-- Start INPUT ROWS --

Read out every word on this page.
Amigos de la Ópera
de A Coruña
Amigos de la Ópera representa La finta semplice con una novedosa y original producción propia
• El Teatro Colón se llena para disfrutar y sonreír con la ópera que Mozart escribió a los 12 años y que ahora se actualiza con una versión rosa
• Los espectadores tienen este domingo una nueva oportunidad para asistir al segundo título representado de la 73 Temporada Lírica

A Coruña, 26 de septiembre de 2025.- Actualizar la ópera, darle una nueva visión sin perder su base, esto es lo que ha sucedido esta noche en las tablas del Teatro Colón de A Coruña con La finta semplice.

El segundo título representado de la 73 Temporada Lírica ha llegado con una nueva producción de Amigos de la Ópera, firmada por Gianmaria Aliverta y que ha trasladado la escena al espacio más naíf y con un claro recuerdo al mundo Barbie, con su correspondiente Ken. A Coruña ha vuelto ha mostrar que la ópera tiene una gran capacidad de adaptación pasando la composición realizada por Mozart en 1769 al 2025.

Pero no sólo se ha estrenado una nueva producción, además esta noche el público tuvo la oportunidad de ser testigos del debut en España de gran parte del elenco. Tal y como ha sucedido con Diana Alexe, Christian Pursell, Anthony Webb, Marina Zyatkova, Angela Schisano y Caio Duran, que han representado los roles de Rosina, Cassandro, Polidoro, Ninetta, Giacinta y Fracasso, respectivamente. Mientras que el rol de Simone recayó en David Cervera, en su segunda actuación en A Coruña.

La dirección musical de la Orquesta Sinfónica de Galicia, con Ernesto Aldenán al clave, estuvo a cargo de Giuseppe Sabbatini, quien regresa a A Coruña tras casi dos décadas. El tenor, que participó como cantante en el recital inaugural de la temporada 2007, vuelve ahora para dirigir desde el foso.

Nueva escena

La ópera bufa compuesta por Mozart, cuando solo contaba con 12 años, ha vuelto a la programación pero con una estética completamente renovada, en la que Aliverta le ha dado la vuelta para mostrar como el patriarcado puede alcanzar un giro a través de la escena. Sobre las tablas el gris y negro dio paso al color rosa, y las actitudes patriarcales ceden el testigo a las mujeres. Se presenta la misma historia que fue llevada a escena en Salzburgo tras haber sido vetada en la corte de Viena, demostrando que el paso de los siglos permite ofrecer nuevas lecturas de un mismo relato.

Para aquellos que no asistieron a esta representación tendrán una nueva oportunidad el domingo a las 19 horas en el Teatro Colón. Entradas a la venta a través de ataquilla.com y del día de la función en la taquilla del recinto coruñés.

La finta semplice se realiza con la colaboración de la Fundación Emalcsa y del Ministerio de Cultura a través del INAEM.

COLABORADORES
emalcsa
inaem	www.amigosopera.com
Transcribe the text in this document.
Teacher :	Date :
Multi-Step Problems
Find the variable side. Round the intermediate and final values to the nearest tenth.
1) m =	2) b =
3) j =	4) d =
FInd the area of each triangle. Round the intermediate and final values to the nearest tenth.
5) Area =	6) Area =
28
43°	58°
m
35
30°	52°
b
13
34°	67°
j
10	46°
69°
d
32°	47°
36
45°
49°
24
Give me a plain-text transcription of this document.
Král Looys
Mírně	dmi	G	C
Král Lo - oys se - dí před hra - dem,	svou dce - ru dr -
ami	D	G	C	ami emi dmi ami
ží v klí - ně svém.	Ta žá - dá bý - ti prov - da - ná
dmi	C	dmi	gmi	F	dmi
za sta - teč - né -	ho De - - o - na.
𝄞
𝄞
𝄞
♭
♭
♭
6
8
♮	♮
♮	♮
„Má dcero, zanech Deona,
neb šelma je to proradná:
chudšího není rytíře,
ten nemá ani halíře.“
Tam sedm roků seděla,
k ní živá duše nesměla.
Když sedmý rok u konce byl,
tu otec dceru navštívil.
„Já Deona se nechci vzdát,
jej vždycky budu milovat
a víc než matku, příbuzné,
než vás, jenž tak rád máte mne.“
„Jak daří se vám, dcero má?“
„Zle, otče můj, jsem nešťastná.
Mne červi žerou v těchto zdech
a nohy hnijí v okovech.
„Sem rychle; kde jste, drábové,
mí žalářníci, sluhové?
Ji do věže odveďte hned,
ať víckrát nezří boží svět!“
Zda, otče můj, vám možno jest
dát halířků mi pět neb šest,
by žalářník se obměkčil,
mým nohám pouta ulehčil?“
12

-- End INPUT ROWS --

▸ THE EXERCISE
Identify the lines that contain the string "this", and copy every one of them.

▸ THE SOLUTION
Read out every word on this page.
Transcribe the text in this document.
Give me a plain-text transcription of this document.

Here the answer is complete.